Stored dataset items:
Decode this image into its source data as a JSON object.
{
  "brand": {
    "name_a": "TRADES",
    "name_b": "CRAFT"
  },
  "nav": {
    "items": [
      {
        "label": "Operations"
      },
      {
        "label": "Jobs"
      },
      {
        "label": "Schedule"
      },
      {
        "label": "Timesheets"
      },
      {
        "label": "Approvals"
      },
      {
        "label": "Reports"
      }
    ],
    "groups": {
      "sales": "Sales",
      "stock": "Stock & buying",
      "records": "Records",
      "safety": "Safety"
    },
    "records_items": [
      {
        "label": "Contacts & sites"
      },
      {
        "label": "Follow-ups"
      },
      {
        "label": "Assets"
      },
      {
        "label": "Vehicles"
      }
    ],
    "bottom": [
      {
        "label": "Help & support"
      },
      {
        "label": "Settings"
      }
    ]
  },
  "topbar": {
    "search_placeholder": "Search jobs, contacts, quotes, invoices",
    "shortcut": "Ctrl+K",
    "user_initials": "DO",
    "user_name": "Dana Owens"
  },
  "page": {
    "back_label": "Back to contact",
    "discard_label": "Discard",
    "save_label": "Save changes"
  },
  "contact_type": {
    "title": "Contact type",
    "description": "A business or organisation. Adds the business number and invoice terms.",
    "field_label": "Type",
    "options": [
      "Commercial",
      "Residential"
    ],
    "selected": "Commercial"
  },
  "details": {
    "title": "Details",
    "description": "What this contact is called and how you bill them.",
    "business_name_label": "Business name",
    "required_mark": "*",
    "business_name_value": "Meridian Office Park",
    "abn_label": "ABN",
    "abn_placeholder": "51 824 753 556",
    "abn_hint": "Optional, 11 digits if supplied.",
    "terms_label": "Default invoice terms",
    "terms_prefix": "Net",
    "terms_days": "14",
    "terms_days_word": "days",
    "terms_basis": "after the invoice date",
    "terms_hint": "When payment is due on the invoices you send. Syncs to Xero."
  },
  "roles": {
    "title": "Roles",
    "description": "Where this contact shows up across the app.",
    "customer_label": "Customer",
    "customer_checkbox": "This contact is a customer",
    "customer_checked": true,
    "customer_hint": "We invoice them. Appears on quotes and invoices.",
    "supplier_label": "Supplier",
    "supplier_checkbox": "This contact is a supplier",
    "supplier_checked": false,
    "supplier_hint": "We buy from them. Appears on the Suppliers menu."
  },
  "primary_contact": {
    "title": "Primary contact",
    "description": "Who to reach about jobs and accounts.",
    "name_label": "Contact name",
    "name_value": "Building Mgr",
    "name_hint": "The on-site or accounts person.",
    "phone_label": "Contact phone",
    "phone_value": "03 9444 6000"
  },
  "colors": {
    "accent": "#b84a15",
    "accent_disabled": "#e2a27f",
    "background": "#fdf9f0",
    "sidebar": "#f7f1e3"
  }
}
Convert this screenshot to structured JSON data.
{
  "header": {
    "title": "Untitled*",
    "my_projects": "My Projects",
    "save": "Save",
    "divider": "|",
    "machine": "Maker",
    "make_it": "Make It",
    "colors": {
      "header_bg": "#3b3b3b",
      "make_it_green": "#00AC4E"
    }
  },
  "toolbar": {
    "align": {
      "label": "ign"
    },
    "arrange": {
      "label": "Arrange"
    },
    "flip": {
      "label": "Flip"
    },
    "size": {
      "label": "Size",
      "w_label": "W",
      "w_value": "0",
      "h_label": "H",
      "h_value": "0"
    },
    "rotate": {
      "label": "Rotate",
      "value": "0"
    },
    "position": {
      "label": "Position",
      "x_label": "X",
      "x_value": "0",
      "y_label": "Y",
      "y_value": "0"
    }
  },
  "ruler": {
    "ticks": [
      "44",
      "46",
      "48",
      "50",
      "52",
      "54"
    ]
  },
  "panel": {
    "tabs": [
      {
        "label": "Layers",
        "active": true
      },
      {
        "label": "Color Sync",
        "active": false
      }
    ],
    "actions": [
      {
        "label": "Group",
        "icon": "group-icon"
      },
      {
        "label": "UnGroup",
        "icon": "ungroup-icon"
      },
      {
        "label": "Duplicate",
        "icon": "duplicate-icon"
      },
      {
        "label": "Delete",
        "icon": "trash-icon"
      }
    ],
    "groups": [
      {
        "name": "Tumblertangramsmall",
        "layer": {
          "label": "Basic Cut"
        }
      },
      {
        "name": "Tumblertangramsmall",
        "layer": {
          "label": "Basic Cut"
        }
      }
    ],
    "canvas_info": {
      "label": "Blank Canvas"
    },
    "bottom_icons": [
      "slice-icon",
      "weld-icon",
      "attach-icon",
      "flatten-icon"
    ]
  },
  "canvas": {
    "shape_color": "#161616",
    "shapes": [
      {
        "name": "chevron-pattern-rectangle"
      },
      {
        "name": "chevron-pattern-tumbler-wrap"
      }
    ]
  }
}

## Required work
Search the data for the string "false". List each line that has it.

## Result of the exercise
    "supplier_checked": false,
        "active": false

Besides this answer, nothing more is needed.